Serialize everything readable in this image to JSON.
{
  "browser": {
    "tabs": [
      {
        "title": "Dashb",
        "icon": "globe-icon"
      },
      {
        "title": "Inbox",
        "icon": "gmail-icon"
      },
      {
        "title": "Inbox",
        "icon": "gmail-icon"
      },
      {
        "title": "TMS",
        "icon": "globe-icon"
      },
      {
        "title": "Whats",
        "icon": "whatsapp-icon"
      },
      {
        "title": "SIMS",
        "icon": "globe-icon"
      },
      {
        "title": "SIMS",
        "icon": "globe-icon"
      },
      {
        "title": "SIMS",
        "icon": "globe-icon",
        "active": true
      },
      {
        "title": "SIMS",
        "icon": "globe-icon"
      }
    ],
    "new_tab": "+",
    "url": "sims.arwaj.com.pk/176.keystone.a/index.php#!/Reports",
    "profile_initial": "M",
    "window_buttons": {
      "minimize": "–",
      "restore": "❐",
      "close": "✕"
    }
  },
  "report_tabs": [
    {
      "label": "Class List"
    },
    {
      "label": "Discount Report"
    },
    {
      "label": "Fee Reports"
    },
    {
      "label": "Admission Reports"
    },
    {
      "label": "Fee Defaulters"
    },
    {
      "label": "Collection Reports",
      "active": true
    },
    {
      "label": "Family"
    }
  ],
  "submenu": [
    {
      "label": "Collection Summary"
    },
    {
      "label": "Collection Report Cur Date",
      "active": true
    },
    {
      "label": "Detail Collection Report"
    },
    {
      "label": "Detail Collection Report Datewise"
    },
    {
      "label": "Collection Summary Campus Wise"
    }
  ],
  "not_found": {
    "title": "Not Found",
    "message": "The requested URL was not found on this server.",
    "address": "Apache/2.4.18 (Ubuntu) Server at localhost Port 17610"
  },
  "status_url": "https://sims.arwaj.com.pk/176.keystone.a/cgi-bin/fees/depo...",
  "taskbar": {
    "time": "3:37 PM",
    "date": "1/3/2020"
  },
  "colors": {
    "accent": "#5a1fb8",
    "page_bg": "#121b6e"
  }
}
::::::::::
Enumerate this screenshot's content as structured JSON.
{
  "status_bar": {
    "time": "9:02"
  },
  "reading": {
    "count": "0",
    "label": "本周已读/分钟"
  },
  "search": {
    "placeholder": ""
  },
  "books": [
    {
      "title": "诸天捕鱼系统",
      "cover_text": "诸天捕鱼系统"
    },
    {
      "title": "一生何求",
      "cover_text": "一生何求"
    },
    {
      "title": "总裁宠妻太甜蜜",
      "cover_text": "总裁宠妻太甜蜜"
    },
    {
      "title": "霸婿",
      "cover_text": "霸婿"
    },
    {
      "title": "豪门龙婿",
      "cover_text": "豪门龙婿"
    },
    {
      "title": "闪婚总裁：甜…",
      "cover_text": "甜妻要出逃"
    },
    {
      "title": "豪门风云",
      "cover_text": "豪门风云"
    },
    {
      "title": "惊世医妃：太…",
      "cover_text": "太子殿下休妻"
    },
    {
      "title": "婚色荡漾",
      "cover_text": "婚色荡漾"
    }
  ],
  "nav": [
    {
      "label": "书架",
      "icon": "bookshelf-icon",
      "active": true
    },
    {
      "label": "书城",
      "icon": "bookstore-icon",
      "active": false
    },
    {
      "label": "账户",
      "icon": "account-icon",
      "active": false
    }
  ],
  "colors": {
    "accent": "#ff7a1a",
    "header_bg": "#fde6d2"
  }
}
::::::::::
EXERCISE AIM: Across the records, how many lines contain "arwaj"? Only the number should be given.

FINAL RESULT: 2